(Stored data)
════════

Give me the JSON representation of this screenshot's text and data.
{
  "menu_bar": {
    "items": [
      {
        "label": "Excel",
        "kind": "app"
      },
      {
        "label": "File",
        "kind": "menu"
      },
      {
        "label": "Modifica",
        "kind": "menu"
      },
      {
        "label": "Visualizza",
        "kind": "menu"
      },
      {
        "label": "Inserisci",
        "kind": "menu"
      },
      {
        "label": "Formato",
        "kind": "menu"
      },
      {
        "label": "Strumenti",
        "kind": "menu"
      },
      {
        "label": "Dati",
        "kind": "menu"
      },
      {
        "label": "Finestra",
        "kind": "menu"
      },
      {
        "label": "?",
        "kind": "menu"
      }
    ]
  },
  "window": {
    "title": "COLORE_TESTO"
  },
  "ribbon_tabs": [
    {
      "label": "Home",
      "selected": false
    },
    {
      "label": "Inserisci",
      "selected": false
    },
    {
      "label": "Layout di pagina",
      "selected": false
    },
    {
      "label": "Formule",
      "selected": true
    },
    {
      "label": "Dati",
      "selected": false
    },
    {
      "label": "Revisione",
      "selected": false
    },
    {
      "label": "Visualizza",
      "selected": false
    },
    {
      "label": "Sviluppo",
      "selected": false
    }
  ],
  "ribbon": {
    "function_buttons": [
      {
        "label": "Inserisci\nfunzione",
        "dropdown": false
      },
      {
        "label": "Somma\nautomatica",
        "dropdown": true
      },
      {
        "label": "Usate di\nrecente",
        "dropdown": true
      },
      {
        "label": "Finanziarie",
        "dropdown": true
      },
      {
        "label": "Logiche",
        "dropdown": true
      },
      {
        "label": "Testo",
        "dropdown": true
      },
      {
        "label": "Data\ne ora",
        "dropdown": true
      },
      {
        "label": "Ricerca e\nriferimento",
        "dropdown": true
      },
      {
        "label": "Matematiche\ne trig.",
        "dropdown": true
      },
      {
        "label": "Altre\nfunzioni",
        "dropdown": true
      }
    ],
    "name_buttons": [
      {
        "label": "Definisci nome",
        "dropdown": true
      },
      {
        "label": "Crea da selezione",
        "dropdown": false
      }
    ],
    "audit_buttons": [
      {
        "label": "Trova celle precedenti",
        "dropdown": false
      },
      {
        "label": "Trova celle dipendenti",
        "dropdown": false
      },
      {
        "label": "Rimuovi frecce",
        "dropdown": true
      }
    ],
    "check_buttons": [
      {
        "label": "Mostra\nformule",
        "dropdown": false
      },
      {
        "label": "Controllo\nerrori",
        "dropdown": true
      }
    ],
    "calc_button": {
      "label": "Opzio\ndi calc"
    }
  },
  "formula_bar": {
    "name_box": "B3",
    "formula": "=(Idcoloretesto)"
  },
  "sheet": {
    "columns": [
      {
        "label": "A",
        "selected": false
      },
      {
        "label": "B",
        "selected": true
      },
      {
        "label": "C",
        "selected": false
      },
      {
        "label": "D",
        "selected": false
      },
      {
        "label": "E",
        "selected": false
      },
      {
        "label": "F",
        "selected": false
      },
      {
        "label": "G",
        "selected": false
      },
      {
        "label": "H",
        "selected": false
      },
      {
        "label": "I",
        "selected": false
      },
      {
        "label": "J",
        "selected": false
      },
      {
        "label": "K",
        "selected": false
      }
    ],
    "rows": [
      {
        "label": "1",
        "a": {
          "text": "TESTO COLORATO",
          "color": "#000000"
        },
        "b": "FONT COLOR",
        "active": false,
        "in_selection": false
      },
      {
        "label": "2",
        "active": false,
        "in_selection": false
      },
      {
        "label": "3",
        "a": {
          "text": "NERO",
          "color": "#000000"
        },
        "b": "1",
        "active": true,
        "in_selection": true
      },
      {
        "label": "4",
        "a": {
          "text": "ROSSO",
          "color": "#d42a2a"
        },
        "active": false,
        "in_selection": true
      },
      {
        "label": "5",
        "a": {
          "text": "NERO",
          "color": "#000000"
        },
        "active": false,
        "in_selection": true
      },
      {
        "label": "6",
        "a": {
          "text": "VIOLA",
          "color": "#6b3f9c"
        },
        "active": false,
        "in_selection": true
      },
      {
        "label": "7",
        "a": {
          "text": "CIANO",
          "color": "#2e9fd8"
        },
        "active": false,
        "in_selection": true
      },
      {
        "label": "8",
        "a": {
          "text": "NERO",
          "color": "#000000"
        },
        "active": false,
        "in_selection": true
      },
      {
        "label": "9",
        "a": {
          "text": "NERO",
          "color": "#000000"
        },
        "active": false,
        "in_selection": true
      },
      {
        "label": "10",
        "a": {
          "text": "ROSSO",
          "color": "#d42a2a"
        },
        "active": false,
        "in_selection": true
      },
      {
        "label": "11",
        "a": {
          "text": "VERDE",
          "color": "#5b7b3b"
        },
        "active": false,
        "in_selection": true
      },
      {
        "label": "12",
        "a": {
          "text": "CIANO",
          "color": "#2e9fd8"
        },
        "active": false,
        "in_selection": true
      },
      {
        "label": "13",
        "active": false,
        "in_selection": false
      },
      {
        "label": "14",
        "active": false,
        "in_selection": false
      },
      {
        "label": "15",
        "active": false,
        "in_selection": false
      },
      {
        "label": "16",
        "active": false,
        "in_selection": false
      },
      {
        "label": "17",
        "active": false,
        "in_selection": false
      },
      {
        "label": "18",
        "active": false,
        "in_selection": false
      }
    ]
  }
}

════════

Task brief: Filter the data, keeping only the lines that contain "Visualizza".

Output below:
        "label": "Visualizza",
      "label": "Visualizza",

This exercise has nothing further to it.